Problem statement » Transcribe the entries exactly; images are not part of the copy.
== Supplied information ==
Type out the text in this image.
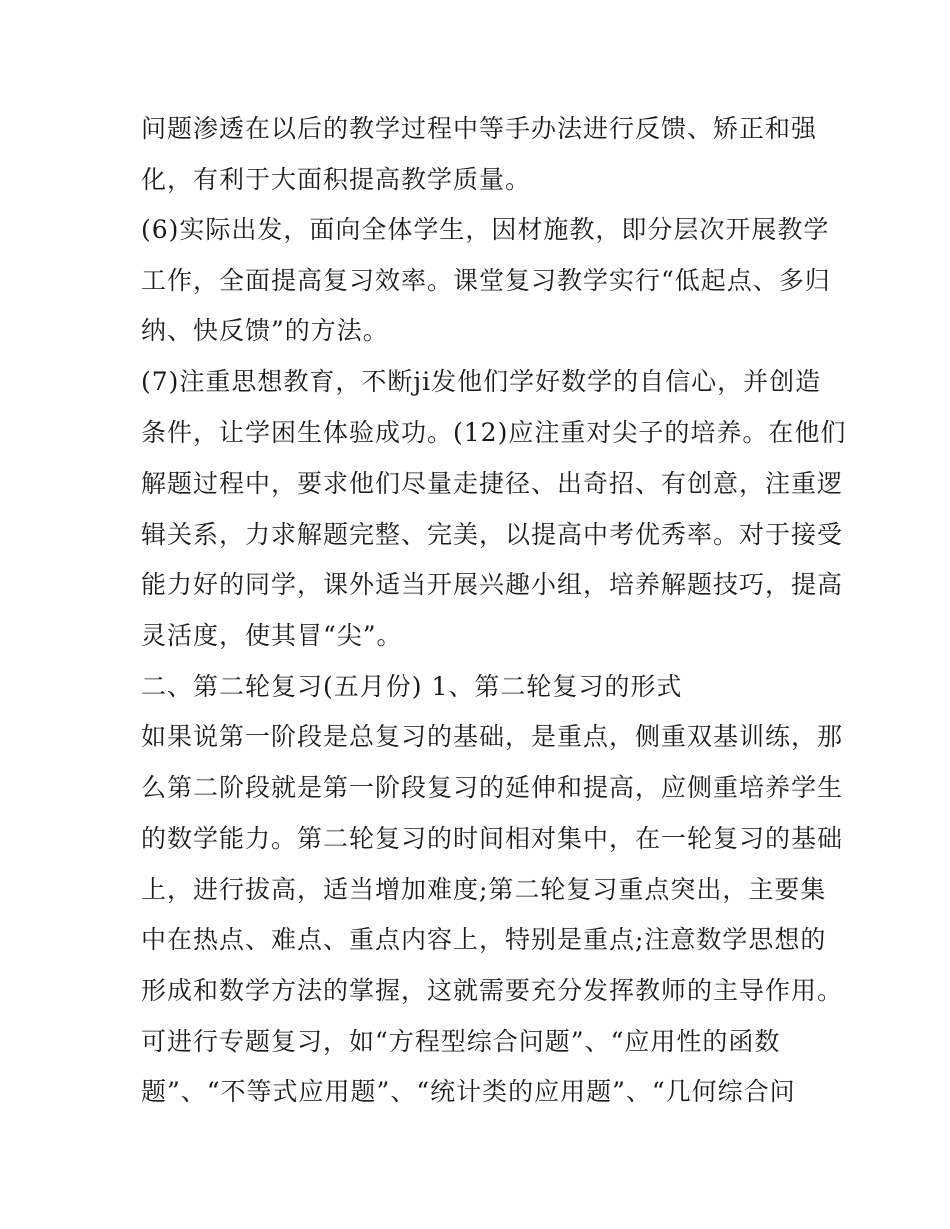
问题渗透在以后的教学过程中等手办法进行反馈、矫正和强
化，有利于大面积提高教学质量。
(6)实际出发，面向全体学生，因材施教，即分层次开展教学
工作，全面提高复习效率。课堂复习教学实行“低起点、多归
纳、快反馈”的方法。
(7)注重思想教育，不断ji发他们学好数学的自信心，并创造
条件，让学困生体验成功。(12)应注重对尖子的培养。在他们
解题过程中，要求他们尽量走捷径、出奇招、有创意，注重逻
辑关系，力求解题完整、完美，以提高中考优秀率。对于接受
能力好的同学，课外适当开展兴趣小组，培养解题技巧，提高
灵活度，使其冒“尖”。
二、第二轮复习(五月份) 1、第二轮复习的形式
如果说第一阶段是总复习的基础，是重点，侧重双基训练，那
么第二阶段就是第一阶段复习的延伸和提高，应侧重培养学生
的数学能力。第二轮复习的时间相对集中，在一轮复习的基础
上，进行拔高，适当增加难度;第二轮复习重点突出，主要集
中在热点、难点、重点内容上，特别是重点;注意数学思想的
形成和数学方法的掌握，这就需要充分发挥教师的主导作用。
可进行专题复习，如“方程型综合问题”、“应用性的函数
题”、“不等式应用题”、“统计类的应用题”、“几何综合问
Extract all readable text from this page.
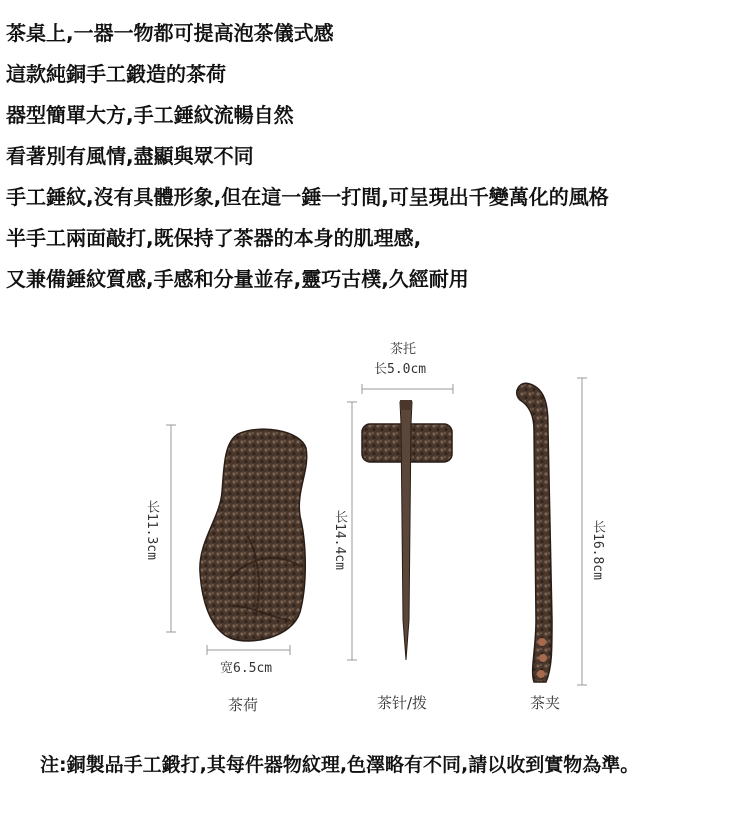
茶桌上,一器一物都可提高泡茶儀式感
這款純銅手工鍛造的茶荷
器型簡單大方,手工錘紋流暢自然
看著別有風情,盡顯與眾不同
手工錘紋,沒有具體形象,但在這一錘一打間,可呈現出千變萬化的風格
半手工兩面敲打,既保持了茶器的本身的肌理感,
又兼備錘紋質感,手感和分量並存,靈巧古樸,久經耐用
长11.3cm
宽6.5cm
茶荷
茶托
长5.0cm
长14.4cm
茶针/拨
长16.8cm
茶夹

注:銅製品手工鍛打,其每件器物紋理,色澤略有不同,請以收到實物為準。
===
Complete output »
Type out the text in this image.
问题渗透在以后的教学过程中等手办法进行反馈、矫正和强
化，有利于大面积提高教学质量。
(6)实际出发，面向全体学生，因材施教，即分层次开展教学
工作，全面提高复习效率。课堂复习教学实行“低起点、多归
纳、快反馈”的方法。
(7)注重思想教育，不断ji发他们学好数学的自信心，并创造
条件，让学困生体验成功。(12)应注重对尖子的培养。在他们
解题过程中，要求他们尽量走捷径、出奇招、有创意，注重逻
辑关系，力求解题完整、完美，以提高中考优秀率。对于接受
能力好的同学，课外适当开展兴趣小组，培养解题技巧，提高
灵活度，使其冒“尖”。
二、第二轮复习(五月份) 1、第二轮复习的形式
如果说第一阶段是总复习的基础，是重点，侧重双基训练，那
么第二阶段就是第一阶段复习的延伸和提高，应侧重培养学生
的数学能力。第二轮复习的时间相对集中，在一轮复习的基础
上，进行拔高，适当增加难度;第二轮复习重点突出，主要集
中在热点、难点、重点内容上，特别是重点;注意数学思想的
形成和数学方法的掌握，这就需要充分发挥教师的主导作用。
可进行专题复习，如“方程型综合问题”、“应用性的函数
题”、“不等式应用题”、“统计类的应用题”、“几何综合问
Extract all readable text from this page.
茶桌上,一器一物都可提高泡茶儀式感
這款純銅手工鍛造的茶荷
器型簡單大方,手工錘紋流暢自然
看著別有風情,盡顯與眾不同
手工錘紋,沒有具體形象,但在這一錘一打間,可呈現出千變萬化的風格
半手工兩面敲打,既保持了茶器的本身的肌理感,
又兼備錘紋質感,手感和分量並存,靈巧古樸,久經耐用
长11.3cm
宽6.5cm
茶荷
茶托
长5.0cm
长14.4cm
茶针/拨
长16.8cm
茶夹

注:銅製品手工鍛打,其每件器物紋理,色澤略有不同,請以收到實物為準。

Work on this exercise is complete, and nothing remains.